Entries taken from a collection

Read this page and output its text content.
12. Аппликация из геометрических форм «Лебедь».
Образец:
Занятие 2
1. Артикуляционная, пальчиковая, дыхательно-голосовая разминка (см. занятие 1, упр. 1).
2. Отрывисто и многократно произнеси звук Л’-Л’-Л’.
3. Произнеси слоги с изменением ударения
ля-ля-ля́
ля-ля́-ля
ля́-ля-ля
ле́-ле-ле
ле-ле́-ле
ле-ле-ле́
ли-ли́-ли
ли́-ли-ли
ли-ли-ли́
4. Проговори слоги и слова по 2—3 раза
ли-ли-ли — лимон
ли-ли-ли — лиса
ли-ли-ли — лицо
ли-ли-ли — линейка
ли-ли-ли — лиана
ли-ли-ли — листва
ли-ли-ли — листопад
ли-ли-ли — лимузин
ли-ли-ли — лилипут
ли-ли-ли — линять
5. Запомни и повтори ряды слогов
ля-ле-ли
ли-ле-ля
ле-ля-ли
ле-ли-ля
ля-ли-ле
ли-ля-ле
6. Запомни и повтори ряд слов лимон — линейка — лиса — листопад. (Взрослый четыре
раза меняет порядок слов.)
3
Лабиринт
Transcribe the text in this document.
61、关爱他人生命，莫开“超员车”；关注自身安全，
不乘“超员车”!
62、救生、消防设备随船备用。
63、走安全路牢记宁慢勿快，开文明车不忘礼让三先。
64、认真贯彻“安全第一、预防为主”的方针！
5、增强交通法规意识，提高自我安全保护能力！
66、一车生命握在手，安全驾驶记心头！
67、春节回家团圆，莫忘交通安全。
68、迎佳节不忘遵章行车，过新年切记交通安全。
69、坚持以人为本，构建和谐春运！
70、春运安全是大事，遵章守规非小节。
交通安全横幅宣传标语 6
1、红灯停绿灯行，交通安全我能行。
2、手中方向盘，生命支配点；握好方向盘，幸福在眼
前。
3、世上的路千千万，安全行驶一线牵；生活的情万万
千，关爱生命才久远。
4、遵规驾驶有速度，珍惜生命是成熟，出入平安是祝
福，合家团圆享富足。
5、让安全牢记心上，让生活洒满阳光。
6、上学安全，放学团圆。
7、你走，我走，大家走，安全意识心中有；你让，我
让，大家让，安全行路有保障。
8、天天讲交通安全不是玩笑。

**What the task requires**
From the first line to the last, retype the data exactly.

**Solution for this task**
Read this page and output its text content.
12. Аппликация из геометрических форм «Лебедь».
Образец:
Занятие 2
1. Артикуляционная, пальчиковая, дыхательно-голосовая разминка (см. занятие 1, упр. 1).
2. Отрывисто и многократно произнеси звук Л’-Л’-Л’.
3. Произнеси слоги с изменением ударения
ля-ля-ля́
ля-ля́-ля
ля́-ля-ля
ле́-ле-ле
ле-ле́-ле
ле-ле-ле́
ли-ли́-ли
ли́-ли-ли
ли-ли-ли́
4. Проговори слоги и слова по 2—3 раза
ли-ли-ли — лимон
ли-ли-ли — лиса
ли-ли-ли — лицо
ли-ли-ли — линейка
ли-ли-ли — лиана
ли-ли-ли — листва
ли-ли-ли — листопад
ли-ли-ли — лимузин
ли-ли-ли — лилипут
ли-ли-ли — линять
5. Запомни и повтори ряды слогов
ля-ле-ли
ли-ле-ля
ле-ля-ли
ле-ли-ля
ля-ли-ле
ли-ля-ле
6. Запомни и повтори ряд слов лимон — линейка — лиса — листопад. (Взрослый четыре
раза меняет порядок слов.)
3
Лабиринт
Transcribe the text in this document.
61、关爱他人生命，莫开“超员车”；关注自身安全，
不乘“超员车”!
62、救生、消防设备随船备用。
63、走安全路牢记宁慢勿快，开文明车不忘礼让三先。
64、认真贯彻“安全第一、预防为主”的方针！
5、增强交通法规意识，提高自我安全保护能力！
66、一车生命握在手，安全驾驶记心头！
67、春节回家团圆，莫忘交通安全。
68、迎佳节不忘遵章行车，过新年切记交通安全。
69、坚持以人为本，构建和谐春运！
70、春运安全是大事，遵章守规非小节。
交通安全横幅宣传标语 6
1、红灯停绿灯行，交通安全我能行。
2、手中方向盘，生命支配点；握好方向盘，幸福在眼
前。
3、世上的路千千万，安全行驶一线牵；生活的情万万
千，关爱生命才久远。
4、遵规驾驶有速度，珍惜生命是成熟，出入平安是祝
福，合家团圆享富足。
5、让安全牢记心上，让生活洒满阳光。
6、上学安全，放学团圆。
7、你走，我走，大家走，安全意识心中有；你让，我
让，大家让，安全行路有保障。
8、天天讲交通安全不是玩笑。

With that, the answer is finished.